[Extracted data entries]

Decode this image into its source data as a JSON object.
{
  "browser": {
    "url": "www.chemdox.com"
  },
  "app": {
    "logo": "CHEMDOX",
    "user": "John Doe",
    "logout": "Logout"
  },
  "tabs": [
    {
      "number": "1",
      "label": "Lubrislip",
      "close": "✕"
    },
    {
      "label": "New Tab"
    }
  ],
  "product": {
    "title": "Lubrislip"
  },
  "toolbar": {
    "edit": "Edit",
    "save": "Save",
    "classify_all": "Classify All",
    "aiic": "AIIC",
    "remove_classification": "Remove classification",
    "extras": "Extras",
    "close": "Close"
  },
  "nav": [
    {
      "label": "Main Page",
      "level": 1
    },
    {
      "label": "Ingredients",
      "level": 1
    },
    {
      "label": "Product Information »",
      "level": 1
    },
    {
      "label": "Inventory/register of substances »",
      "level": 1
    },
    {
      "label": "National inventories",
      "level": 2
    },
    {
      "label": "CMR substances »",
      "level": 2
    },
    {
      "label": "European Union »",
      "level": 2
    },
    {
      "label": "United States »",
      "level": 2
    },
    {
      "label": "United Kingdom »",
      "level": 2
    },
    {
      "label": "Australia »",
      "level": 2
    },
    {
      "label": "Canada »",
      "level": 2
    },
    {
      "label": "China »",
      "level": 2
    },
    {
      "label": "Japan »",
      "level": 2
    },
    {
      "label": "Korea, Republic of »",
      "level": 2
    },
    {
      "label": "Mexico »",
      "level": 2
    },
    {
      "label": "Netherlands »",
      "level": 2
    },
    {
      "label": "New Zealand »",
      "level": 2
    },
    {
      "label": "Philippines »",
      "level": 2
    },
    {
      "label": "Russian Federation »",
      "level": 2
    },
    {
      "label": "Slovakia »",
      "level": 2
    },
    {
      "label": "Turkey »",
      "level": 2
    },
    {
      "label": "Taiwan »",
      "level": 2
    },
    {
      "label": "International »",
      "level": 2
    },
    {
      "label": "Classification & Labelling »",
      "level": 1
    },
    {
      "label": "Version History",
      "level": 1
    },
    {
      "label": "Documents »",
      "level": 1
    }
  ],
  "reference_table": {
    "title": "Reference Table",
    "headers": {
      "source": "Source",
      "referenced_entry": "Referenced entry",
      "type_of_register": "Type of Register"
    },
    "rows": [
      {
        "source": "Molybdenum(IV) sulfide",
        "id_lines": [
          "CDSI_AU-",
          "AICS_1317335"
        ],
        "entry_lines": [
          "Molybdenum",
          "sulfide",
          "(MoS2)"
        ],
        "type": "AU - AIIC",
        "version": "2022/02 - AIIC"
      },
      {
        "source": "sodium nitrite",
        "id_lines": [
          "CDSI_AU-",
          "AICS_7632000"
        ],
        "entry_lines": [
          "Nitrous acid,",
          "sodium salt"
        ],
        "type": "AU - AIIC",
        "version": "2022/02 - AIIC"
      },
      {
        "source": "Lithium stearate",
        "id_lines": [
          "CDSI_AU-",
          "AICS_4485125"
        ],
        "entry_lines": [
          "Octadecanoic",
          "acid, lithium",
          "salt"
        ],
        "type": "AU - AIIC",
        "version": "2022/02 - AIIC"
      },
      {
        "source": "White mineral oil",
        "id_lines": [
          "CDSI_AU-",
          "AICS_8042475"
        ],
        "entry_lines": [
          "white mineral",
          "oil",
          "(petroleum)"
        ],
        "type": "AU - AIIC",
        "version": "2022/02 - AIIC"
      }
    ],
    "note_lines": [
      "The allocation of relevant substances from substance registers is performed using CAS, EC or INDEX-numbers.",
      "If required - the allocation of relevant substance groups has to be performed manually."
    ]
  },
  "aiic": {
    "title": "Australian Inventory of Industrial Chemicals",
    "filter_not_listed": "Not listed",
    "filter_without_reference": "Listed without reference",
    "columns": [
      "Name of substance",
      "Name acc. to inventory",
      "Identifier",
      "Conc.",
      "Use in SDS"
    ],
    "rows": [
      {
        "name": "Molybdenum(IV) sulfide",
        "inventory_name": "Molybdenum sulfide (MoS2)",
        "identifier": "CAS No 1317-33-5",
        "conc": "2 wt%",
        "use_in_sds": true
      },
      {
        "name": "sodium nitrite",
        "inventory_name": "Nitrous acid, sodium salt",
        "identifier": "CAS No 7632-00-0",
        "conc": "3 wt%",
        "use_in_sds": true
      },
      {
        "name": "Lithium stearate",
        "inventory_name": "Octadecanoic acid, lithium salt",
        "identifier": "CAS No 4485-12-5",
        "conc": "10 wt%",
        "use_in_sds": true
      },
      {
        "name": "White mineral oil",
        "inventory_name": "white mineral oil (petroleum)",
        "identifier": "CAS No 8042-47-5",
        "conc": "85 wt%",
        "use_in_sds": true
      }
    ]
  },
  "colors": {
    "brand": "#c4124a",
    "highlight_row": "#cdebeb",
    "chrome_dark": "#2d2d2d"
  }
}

** Work to do **
Return the entries above exactly as they appear.

** Written solution **
Decode this image into its source data as a JSON object.
{
  "browser": {
    "url": "www.chemdox.com"
  },
  "app": {
    "logo": "CHEMDOX",
    "user": "John Doe",
    "logout": "Logout"
  },
  "tabs": [
    {
      "number": "1",
      "label": "Lubrislip",
      "close": "✕"
    },
    {
      "label": "New Tab"
    }
  ],
  "product": {
    "title": "Lubrislip"
  },
  "toolbar": {
    "edit": "Edit",
    "save": "Save",
    "classify_all": "Classify All",
    "aiic": "AIIC",
    "remove_classification": "Remove classification",
    "extras": "Extras",
    "close": "Close"
  },
  "nav": [
    {
      "label": "Main Page",
      "level": 1
    },
    {
      "label": "Ingredients",
      "level": 1
    },
    {
      "label": "Product Information »",
      "level": 1
    },
    {
      "label": "Inventory/register of substances »",
      "level": 1
    },
    {
      "label": "National inventories",
      "level": 2
    },
    {
      "label": "CMR substances »",
      "level": 2
    },
    {
      "label": "European Union »",
      "level": 2
    },
    {
      "label": "United States »",
      "level": 2
    },
    {
      "label": "United Kingdom »",
      "level": 2
    },
    {
      "label": "Australia »",
      "level": 2
    },
    {
      "label": "Canada »",
      "level": 2
    },
    {
      "label": "China »",
      "level": 2
    },
    {
      "label": "Japan »",
      "level": 2
    },
    {
      "label": "Korea, Republic of »",
      "level": 2
    },
    {
      "label": "Mexico »",
      "level": 2
    },
    {
      "label": "Netherlands »",
      "level": 2
    },
    {
      "label": "New Zealand »",
      "level": 2
    },
    {
      "label": "Philippines »",
      "level": 2
    },
    {
      "label": "Russian Federation »",
      "level": 2
    },
    {
      "label": "Slovakia »",
      "level": 2
    },
    {
      "label": "Turkey »",
      "level": 2
    },
    {
      "label": "Taiwan »",
      "level": 2
    },
    {
      "label": "International »",
      "level": 2
    },
    {
      "label": "Classification & Labelling »",
      "level": 1
    },
    {
      "label": "Version History",
      "level": 1
    },
    {
      "label": "Documents »",
      "level": 1
    }
  ],
  "reference_table": {
    "title": "Reference Table",
    "headers": {
      "source": "Source",
      "referenced_entry": "Referenced entry",
      "type_of_register": "Type of Register"
    },
    "rows": [
      {
        "source": "Molybdenum(IV) sulfide",
        "id_lines": [
          "CDSI_AU-",
          "AICS_1317335"
        ],
        "entry_lines": [
          "Molybdenum",
          "sulfide",
          "(MoS2)"
        ],
        "type": "AU - AIIC",
        "version": "2022/02 - AIIC"
      },
      {
        "source": "sodium nitrite",
        "id_lines": [
          "CDSI_AU-",
          "AICS_7632000"
        ],
        "entry_lines": [
          "Nitrous acid,",
          "sodium salt"
        ],
        "type": "AU - AIIC",
        "version": "2022/02 - AIIC"
      },
      {
        "source": "Lithium stearate",
        "id_lines": [
          "CDSI_AU-",
          "AICS_4485125"
        ],
        "entry_lines": [
          "Octadecanoic",
          "acid, lithium",
          "salt"
        ],
        "type": "AU - AIIC",
        "version": "2022/02 - AIIC"
      },
      {
        "source": "White mineral oil",
        "id_lines": [
          "CDSI_AU-",
          "AICS_8042475"
        ],
        "entry_lines": [
          "white mineral",
          "oil",
          "(petroleum)"
        ],
        "type": "AU - AIIC",
        "version": "2022/02 - AIIC"
      }
    ],
    "note_lines": [
      "The allocation of relevant substances from substance registers is performed using CAS, EC or INDEX-numbers.",
      "If required - the allocation of relevant substance groups has to be performed manually."
    ]
  },
  "aiic": {
    "title": "Australian Inventory of Industrial Chemicals",
    "filter_not_listed": "Not listed",
    "filter_without_reference": "Listed without reference",
    "columns": [
      "Name of substance",
      "Name acc. to inventory",
      "Identifier",
      "Conc.",
      "Use in SDS"
    ],
    "rows": [
      {
        "name": "Molybdenum(IV) sulfide",
        "inventory_name": "Molybdenum sulfide (MoS2)",
        "identifier": "CAS No 1317-33-5",
        "conc": "2 wt%",
        "use_in_sds": true
      },
      {
        "name": "sodium nitrite",
        "inventory_name": "Nitrous acid, sodium salt",
        "identifier": "CAS No 7632-00-0",
        "conc": "3 wt%",
        "use_in_sds": true
      },
      {
        "name": "Lithium stearate",
        "inventory_name": "Octadecanoic acid, lithium salt",
        "identifier": "CAS No 4485-12-5",
        "conc": "10 wt%",
        "use_in_sds": true
      },
      {
        "name": "White mineral oil",
        "inventory_name": "white mineral oil (petroleum)",
        "identifier": "CAS No 8042-47-5",
        "conc": "85 wt%",
        "use_in_sds": true
      }
    ]
  },
  "colors": {
    "brand": "#c4124a",
    "highlight_row": "#cdebeb",
    "chrome_dark": "#2d2d2d"
  }
}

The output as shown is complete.